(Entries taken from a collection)

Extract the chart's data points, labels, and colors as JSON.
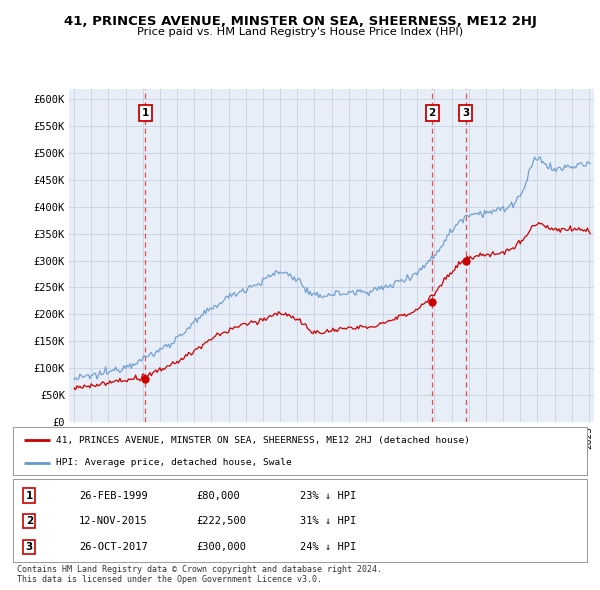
{
  "title": "41, PRINCES AVENUE, MINSTER ON SEA, SHEERNESS, ME12 2HJ",
  "subtitle": "Price paid vs. HM Land Registry's House Price Index (HPI)",
  "legend_line1": "41, PRINCES AVENUE, MINSTER ON SEA, SHEERNESS, ME12 2HJ (detached house)",
  "legend_line2": "HPI: Average price, detached house, Swale",
  "footer1": "Contains HM Land Registry data © Crown copyright and database right 2024.",
  "footer2": "This data is licensed under the Open Government Licence v3.0.",
  "transactions": [
    {
      "num": 1,
      "date": "26-FEB-1999",
      "price": "£80,000",
      "pct": "23% ↓ HPI",
      "year": 1999.15,
      "price_val": 80000
    },
    {
      "num": 2,
      "date": "12-NOV-2015",
      "price": "£222,500",
      "pct": "31% ↓ HPI",
      "year": 2015.87,
      "price_val": 222500
    },
    {
      "num": 3,
      "date": "26-OCT-2017",
      "price": "£300,000",
      "pct": "24% ↓ HPI",
      "year": 2017.82,
      "price_val": 300000
    }
  ],
  "vline_color": "#dd3333",
  "hpi_color": "#6699cc",
  "price_color": "#cc0000",
  "ylim": [
    0,
    620000
  ],
  "ytick_labels": [
    "£0",
    "£50K",
    "£100K",
    "£150K",
    "£200K",
    "£250K",
    "£300K",
    "£350K",
    "£400K",
    "£450K",
    "£500K",
    "£550K",
    "£600K"
  ],
  "xlim_start": 1994.7,
  "xlim_end": 2025.3,
  "background_color": "#e8eef8",
  "fig_bg": "#ffffff"
}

EXERCISE PROMPT: Only lines with the word "Registry" are wanted, so copy each one from the records.

EXPECTED OUTPUT:
  "subtitle": "Price paid vs. HM Land Registry's House Price Index (HPI)",
  "footer1": "Contains HM Land Registry data © Crown copyright and database right 2024.",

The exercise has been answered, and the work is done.